§ **Supplied records**
◇ ◇ ◇ ◇ ◇ ◇ ◇
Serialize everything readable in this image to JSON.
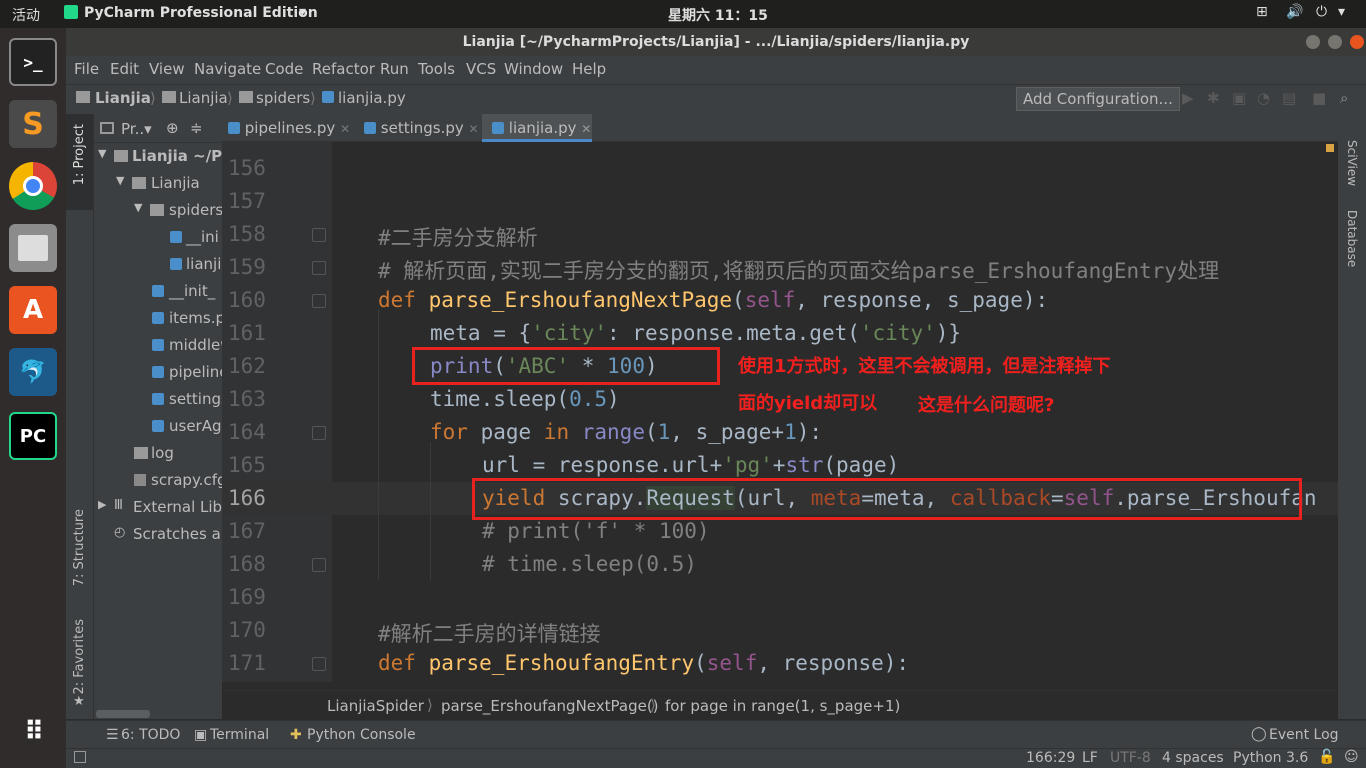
{
  "topbar": {
    "activities": "活动",
    "app_name": "PyCharm Professional Edition",
    "clock": "星期六 11：15"
  },
  "window": {
    "title": "Lianjia [~/PycharmProjects/Lianjia] - .../Lianjia/spiders/lianjia.py"
  },
  "menu": [
    "File",
    "Edit",
    "View",
    "Navigate",
    "Code",
    "Refactor",
    "Run",
    "Tools",
    "VCS",
    "Window",
    "Help"
  ],
  "navbar": {
    "crumbs": [
      "Lianjia",
      "Lianjia",
      "spiders",
      "lianjia.py"
    ],
    "add_config": "Add Configuration..."
  },
  "project_panel": {
    "title": "Pr..▾",
    "items": [
      "Lianjia ~/Py",
      "Lianjia",
      "spiders",
      "__ini",
      "lianji",
      "__init_",
      "items.p",
      "middlew",
      "pipeline",
      "settings",
      "userAge",
      "log",
      "scrapy.cfg",
      "External Libr",
      "Scratches an"
    ]
  },
  "tool_windows": {
    "project": "1: Project",
    "structure": "7: Structure",
    "favorites": "2: Favorites",
    "sciview": "SciView",
    "database": "Database"
  },
  "tabs": [
    "pipelines.py",
    "settings.py",
    "lianjia.py"
  ],
  "editor": {
    "line_numbers": [
      "156",
      "157",
      "158",
      "159",
      "160",
      "161",
      "162",
      "163",
      "164",
      "165",
      "166",
      "167",
      "168",
      "169",
      "170",
      "171"
    ],
    "lines": {
      "l158": "#二手房分支解析",
      "l159": "# 解析页面,实现二手房分支的翻页,将翻页后的页面交给parse_ErshoufangEntry处理",
      "l160": {
        "def": "def",
        "name": "parse_ErshoufangNextPage",
        "open": "(",
        "self": "self",
        "rest": ", response, s_page):"
      },
      "l161": {
        "a": "meta = {",
        "s1": "'city'",
        "b": ": response.meta.get(",
        "s2": "'city'",
        "c": ")}"
      },
      "l162": {
        "fn": "print",
        "a": "(",
        "s": "'ABC'",
        "b": " * ",
        "n": "100",
        "c": ")"
      },
      "l163": {
        "a": "time.sleep(",
        "n": "0.5",
        "c": ")"
      },
      "l164": {
        "kw1": "for",
        "a": " page ",
        "kw2": "in",
        "sp": " ",
        "bi": "range",
        "b": "(",
        "n1": "1",
        "c": ", s_page+",
        "n2": "1",
        "d": "):"
      },
      "l165": {
        "a": "url = response.url+",
        "s": "'pg'",
        "b": "+",
        "bi": "str",
        "c": "(page)"
      },
      "l166": {
        "kw": "yield",
        "a": " scrapy.",
        "req": "Request",
        "b": "(url, ",
        "p1": "meta",
        "c": "=meta, ",
        "p2": "callback",
        "d": "=",
        "slf": "self",
        "e": ".parse_Ershoufan"
      },
      "l167": "# print('f' * 100)",
      "l168": "# time.sleep(0.5)",
      "l170": "#解析二手房的详情链接",
      "l171": {
        "def": "def",
        "name": "parse_ErshoufangEntry",
        "open": "(",
        "self": "self",
        "rest": ", response):"
      }
    }
  },
  "annotations": [
    "使用1方式时，这里不会被调用，但是注释掉下",
    "面的yield却可以",
    "这是什么问题呢?"
  ],
  "breadcrumb": [
    "LianjiaSpider",
    "parse_ErshoufangNextPage()",
    "for page in range(1, s_page+1)"
  ],
  "bottom_tools": {
    "todo": "6: TODO",
    "terminal": "Terminal",
    "python_console": "Python Console",
    "event_log": "Event Log"
  },
  "status": {
    "position": "166:29",
    "line_sep": "LF",
    "encoding": "UTF-8",
    "indent": "4 spaces",
    "interpreter": "Python 3.6"
  }
}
◇ ◇ ◇ ◇ ◇ ◇ ◇
§ **Direction**
Each record above should come back exactly the same, only without its pictures.

§ **Exercise answer**
Serialize everything readable in this image to JSON.
{
  "topbar": {
    "activities": "活动",
    "app_name": "PyCharm Professional Edition",
    "clock": "星期六 11：15"
  },
  "window": {
    "title": "Lianjia [~/PycharmProjects/Lianjia] - .../Lianjia/spiders/lianjia.py"
  },
  "menu": [
    "File",
    "Edit",
    "View",
    "Navigate",
    "Code",
    "Refactor",
    "Run",
    "Tools",
    "VCS",
    "Window",
    "Help"
  ],
  "navbar": {
    "crumbs": [
      "Lianjia",
      "Lianjia",
      "spiders",
      "lianjia.py"
    ],
    "add_config": "Add Configuration..."
  },
  "project_panel": {
    "title": "Pr..▾",
    "items": [
      "Lianjia ~/Py",
      "Lianjia",
      "spiders",
      "__ini",
      "lianji",
      "__init_",
      "items.p",
      "middlew",
      "pipeline",
      "settings",
      "userAge",
      "log",
      "scrapy.cfg",
      "External Libr",
      "Scratches an"
    ]
  },
  "tool_windows": {
    "project": "1: Project",
    "structure": "7: Structure",
    "favorites": "2: Favorites",
    "sciview": "SciView",
    "database": "Database"
  },
  "tabs": [
    "pipelines.py",
    "settings.py",
    "lianjia.py"
  ],
  "editor": {
    "line_numbers": [
      "156",
      "157",
      "158",
      "159",
      "160",
      "161",
      "162",
      "163",
      "164",
      "165",
      "166",
      "167",
      "168",
      "169",
      "170",
      "171"
    ],
    "lines": {
      "l158": "#二手房分支解析",
      "l159": "# 解析页面,实现二手房分支的翻页,将翻页后的页面交给parse_ErshoufangEntry处理",
      "l160": {
        "def": "def",
        "name": "parse_ErshoufangNextPage",
        "open": "(",
        "self": "self",
        "rest": ", response, s_page):"
      },
      "l161": {
        "a": "meta = {",
        "s1": "'city'",
        "b": ": response.meta.get(",
        "s2": "'city'",
        "c": ")}"
      },
      "l162": {
        "fn": "print",
        "a": "(",
        "s": "'ABC'",
        "b": " * ",
        "n": "100",
        "c": ")"
      },
      "l163": {
        "a": "time.sleep(",
        "n": "0.5",
        "c": ")"
      },
      "l164": {
        "kw1": "for",
        "a": " page ",
        "kw2": "in",
        "sp": " ",
        "bi": "range",
        "b": "(",
        "n1": "1",
        "c": ", s_page+",
        "n2": "1",
        "d": "):"
      },
      "l165": {
        "a": "url = response.url+",
        "s": "'pg'",
        "b": "+",
        "bi": "str",
        "c": "(page)"
      },
      "l166": {
        "kw": "yield",
        "a": " scrapy.",
        "req": "Request",
        "b": "(url, ",
        "p1": "meta",
        "c": "=meta, ",
        "p2": "callback",
        "d": "=",
        "slf": "self",
        "e": ".parse_Ershoufan"
      },
      "l167": "# print('f' * 100)",
      "l168": "# time.sleep(0.5)",
      "l170": "#解析二手房的详情链接",
      "l171": {
        "def": "def",
        "name": "parse_ErshoufangEntry",
        "open": "(",
        "self": "self",
        "rest": ", response):"
      }
    }
  },
  "annotations": [
    "使用1方式时，这里不会被调用，但是注释掉下",
    "面的yield却可以",
    "这是什么问题呢?"
  ],
  "breadcrumb": [
    "LianjiaSpider",
    "parse_ErshoufangNextPage()",
    "for page in range(1, s_page+1)"
  ],
  "bottom_tools": {
    "todo": "6: TODO",
    "terminal": "Terminal",
    "python_console": "Python Console",
    "event_log": "Event Log"
  },
  "status": {
    "position": "166:29",
    "line_sep": "LF",
    "encoding": "UTF-8",
    "indent": "4 spaces",
    "interpreter": "Python 3.6"
  }
}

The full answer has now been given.